* _Work instructions_
Check each line of the listing, and copy it if it contains the word "Sachsen".

..............................

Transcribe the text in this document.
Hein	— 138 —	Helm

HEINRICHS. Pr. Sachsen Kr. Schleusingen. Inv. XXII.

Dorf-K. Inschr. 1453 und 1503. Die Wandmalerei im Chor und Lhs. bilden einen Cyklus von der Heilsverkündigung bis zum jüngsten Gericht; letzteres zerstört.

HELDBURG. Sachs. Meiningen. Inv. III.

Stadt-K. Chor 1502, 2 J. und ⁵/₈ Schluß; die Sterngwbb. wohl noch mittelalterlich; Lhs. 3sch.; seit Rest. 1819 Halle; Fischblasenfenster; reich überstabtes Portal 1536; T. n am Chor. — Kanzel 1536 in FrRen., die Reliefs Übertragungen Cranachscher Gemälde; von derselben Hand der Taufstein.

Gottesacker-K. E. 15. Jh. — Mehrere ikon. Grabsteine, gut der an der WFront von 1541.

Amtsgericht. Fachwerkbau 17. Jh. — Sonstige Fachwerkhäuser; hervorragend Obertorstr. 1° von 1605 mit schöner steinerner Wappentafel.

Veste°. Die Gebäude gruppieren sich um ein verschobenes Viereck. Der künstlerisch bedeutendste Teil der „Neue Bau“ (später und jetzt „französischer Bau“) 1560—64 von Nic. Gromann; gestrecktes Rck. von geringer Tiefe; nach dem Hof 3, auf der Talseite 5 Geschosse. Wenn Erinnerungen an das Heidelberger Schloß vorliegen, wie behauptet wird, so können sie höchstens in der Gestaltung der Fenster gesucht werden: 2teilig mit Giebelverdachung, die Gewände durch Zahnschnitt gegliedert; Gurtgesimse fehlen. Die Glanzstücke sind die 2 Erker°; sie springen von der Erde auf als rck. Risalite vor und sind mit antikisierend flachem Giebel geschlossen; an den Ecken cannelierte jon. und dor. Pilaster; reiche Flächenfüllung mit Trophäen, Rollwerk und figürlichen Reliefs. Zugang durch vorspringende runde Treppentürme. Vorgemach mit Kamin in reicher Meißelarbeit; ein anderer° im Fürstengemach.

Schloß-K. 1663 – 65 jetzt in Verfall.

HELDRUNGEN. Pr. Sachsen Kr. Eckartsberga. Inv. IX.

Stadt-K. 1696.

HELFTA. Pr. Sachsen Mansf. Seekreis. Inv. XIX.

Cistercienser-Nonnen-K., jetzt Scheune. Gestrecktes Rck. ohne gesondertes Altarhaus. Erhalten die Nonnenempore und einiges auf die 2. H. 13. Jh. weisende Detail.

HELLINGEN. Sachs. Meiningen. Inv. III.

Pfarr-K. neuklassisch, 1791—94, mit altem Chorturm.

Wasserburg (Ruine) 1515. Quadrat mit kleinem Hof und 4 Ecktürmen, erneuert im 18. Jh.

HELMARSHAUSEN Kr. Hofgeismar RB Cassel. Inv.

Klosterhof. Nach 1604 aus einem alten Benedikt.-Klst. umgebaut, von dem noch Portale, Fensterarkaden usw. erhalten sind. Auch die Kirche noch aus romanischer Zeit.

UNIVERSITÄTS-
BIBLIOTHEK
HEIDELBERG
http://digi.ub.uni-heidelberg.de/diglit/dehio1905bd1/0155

..............................

* _Task result_
HEINRICHS. Pr. Sachsen Kr. Schleusingen. Inv. XXII.
HELDRUNGEN. Pr. Sachsen Kr. Eckartsberga. Inv. IX.
HELFTA. Pr. Sachsen Mansf. Seekreis. Inv. XIX.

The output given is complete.